-- Work to be completed --
Write out the listing below again, precisely as it is given.

-- Records for this exercise --

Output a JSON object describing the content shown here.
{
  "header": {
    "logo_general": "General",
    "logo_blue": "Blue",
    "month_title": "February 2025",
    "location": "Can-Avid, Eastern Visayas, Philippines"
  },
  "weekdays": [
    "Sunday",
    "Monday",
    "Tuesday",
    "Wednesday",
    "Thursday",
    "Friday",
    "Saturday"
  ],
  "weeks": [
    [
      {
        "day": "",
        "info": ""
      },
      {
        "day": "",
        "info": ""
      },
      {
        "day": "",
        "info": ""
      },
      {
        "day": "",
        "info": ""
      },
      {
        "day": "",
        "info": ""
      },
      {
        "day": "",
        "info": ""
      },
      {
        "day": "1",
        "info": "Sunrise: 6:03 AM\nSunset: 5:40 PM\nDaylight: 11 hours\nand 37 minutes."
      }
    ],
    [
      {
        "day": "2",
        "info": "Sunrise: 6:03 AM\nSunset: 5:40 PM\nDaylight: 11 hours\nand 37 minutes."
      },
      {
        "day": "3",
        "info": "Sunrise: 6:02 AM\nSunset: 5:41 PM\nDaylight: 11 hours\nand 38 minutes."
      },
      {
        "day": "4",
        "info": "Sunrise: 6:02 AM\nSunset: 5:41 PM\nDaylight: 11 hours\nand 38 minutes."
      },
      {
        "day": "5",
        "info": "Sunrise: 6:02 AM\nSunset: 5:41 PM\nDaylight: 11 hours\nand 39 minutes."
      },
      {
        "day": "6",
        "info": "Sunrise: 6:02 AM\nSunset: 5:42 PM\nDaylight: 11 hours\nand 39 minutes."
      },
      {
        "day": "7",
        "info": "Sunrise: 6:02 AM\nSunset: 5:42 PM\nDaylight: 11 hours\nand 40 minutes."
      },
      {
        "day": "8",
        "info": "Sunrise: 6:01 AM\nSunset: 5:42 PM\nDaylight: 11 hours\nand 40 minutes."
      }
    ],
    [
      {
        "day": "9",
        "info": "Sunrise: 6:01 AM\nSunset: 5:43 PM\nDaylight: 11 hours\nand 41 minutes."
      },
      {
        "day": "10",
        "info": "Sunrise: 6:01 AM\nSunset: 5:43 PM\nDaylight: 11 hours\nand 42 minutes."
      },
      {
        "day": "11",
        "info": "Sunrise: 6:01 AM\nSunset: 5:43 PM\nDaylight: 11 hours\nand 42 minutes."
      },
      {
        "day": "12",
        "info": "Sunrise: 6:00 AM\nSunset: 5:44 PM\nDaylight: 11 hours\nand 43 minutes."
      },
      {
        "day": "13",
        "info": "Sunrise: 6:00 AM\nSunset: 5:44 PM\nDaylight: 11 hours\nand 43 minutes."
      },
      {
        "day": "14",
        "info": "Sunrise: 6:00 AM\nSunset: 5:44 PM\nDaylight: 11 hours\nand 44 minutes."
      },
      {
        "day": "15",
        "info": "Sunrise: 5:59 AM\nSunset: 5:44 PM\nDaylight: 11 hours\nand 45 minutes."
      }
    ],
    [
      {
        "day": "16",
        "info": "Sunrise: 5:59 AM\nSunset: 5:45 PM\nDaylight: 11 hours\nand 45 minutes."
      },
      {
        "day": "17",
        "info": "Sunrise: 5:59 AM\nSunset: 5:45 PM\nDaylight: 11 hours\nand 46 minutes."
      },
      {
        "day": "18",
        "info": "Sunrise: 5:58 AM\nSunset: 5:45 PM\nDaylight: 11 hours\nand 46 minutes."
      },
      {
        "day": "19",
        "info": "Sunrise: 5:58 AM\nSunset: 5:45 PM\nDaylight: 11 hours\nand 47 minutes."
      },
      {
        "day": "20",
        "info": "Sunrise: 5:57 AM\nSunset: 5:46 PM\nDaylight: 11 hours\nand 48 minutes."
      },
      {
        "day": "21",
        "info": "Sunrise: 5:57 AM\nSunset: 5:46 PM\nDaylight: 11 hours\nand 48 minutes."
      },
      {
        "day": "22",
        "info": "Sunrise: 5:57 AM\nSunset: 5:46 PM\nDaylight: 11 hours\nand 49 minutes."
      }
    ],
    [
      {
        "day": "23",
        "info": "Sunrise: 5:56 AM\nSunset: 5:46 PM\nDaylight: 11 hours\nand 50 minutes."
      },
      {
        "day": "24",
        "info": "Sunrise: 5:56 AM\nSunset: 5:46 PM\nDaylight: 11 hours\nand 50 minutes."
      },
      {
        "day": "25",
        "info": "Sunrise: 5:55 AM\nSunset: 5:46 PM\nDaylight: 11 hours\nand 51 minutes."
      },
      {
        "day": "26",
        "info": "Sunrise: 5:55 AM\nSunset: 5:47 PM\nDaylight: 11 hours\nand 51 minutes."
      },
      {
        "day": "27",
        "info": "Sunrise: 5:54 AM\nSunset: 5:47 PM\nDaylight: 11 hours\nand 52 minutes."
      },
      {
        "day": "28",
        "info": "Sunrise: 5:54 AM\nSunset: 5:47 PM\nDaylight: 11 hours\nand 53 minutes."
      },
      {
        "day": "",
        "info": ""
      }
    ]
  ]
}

-- Written answer --
Output a JSON object describing the content shown here.
{
  "header": {
    "logo_general": "General",
    "logo_blue": "Blue",
    "month_title": "February 2025",
    "location": "Can-Avid, Eastern Visayas, Philippines"
  },
  "weekdays": [
    "Sunday",
    "Monday",
    "Tuesday",
    "Wednesday",
    "Thursday",
    "Friday",
    "Saturday"
  ],
  "weeks": [
    [
      {
        "day": "",
        "info": ""
      },
      {
        "day": "",
        "info": ""
      },
      {
        "day": "",
        "info": ""
      },
      {
        "day": "",
        "info": ""
      },
      {
        "day": "",
        "info": ""
      },
      {
        "day": "",
        "info": ""
      },
      {
        "day": "1",
        "info": "Sunrise: 6:03 AM\nSunset: 5:40 PM\nDaylight: 11 hours\nand 37 minutes."
      }
    ],
    [
      {
        "day": "2",
        "info": "Sunrise: 6:03 AM\nSunset: 5:40 PM\nDaylight: 11 hours\nand 37 minutes."
      },
      {
        "day": "3",
        "info": "Sunrise: 6:02 AM\nSunset: 5:41 PM\nDaylight: 11 hours\nand 38 minutes."
      },
      {
        "day": "4",
        "info": "Sunrise: 6:02 AM\nSunset: 5:41 PM\nDaylight: 11 hours\nand 38 minutes."
      },
      {
        "day": "5",
        "info": "Sunrise: 6:02 AM\nSunset: 5:41 PM\nDaylight: 11 hours\nand 39 minutes."
      },
      {
        "day": "6",
        "info": "Sunrise: 6:02 AM\nSunset: 5:42 PM\nDaylight: 11 hours\nand 39 minutes."
      },
      {
        "day": "7",
        "info": "Sunrise: 6:02 AM\nSunset: 5:42 PM\nDaylight: 11 hours\nand 40 minutes."
      },
      {
        "day": "8",
        "info": "Sunrise: 6:01 AM\nSunset: 5:42 PM\nDaylight: 11 hours\nand 40 minutes."
      }
    ],
    [
      {
        "day": "9",
        "info": "Sunrise: 6:01 AM\nSunset: 5:43 PM\nDaylight: 11 hours\nand 41 minutes."
      },
      {
        "day": "10",
        "info": "Sunrise: 6:01 AM\nSunset: 5:43 PM\nDaylight: 11 hours\nand 42 minutes."
      },
      {
        "day": "11",
        "info": "Sunrise: 6:01 AM\nSunset: 5:43 PM\nDaylight: 11 hours\nand 42 minutes."
      },
      {
        "day": "12",
        "info": "Sunrise: 6:00 AM\nSunset: 5:44 PM\nDaylight: 11 hours\nand 43 minutes."
      },
      {
        "day": "13",
        "info": "Sunrise: 6:00 AM\nSunset: 5:44 PM\nDaylight: 11 hours\nand 43 minutes."
      },
      {
        "day": "14",
        "info": "Sunrise: 6:00 AM\nSunset: 5:44 PM\nDaylight: 11 hours\nand 44 minutes."
      },
      {
        "day": "15",
        "info": "Sunrise: 5:59 AM\nSunset: 5:44 PM\nDaylight: 11 hours\nand 45 minutes."
      }
    ],
    [
      {
        "day": "16",
        "info": "Sunrise: 5:59 AM\nSunset: 5:45 PM\nDaylight: 11 hours\nand 45 minutes."
      },
      {
        "day": "17",
        "info": "Sunrise: 5:59 AM\nSunset: 5:45 PM\nDaylight: 11 hours\nand 46 minutes."
      },
      {
        "day": "18",
        "info": "Sunrise: 5:58 AM\nSunset: 5:45 PM\nDaylight: 11 hours\nand 46 minutes."
      },
      {
        "day": "19",
        "info": "Sunrise: 5:58 AM\nSunset: 5:45 PM\nDaylight: 11 hours\nand 47 minutes."
      },
      {
        "day": "20",
        "info": "Sunrise: 5:57 AM\nSunset: 5:46 PM\nDaylight: 11 hours\nand 48 minutes."
      },
      {
        "day": "21",
        "info": "Sunrise: 5:57 AM\nSunset: 5:46 PM\nDaylight: 11 hours\nand 48 minutes."
      },
      {
        "day": "22",
        "info": "Sunrise: 5:57 AM\nSunset: 5:46 PM\nDaylight: 11 hours\nand 49 minutes."
      }
    ],
    [
      {
        "day": "23",
        "info": "Sunrise: 5:56 AM\nSunset: 5:46 PM\nDaylight: 11 hours\nand 50 minutes."
      },
      {
        "day": "24",
        "info": "Sunrise: 5:56 AM\nSunset: 5:46 PM\nDaylight: 11 hours\nand 50 minutes."
      },
      {
        "day": "25",
        "info": "Sunrise: 5:55 AM\nSunset: 5:46 PM\nDaylight: 11 hours\nand 51 minutes."
      },
      {
        "day": "26",
        "info": "Sunrise: 5:55 AM\nSunset: 5:47 PM\nDaylight: 11 hours\nand 51 minutes."
      },
      {
        "day": "27",
        "info": "Sunrise: 5:54 AM\nSunset: 5:47 PM\nDaylight: 11 hours\nand 52 minutes."
      },
      {
        "day": "28",
        "info": "Sunrise: 5:54 AM\nSunset: 5:47 PM\nDaylight: 11 hours\nand 53 minutes."
      },
      {
        "day": "",
        "info": ""
      }
    ]
  ]
}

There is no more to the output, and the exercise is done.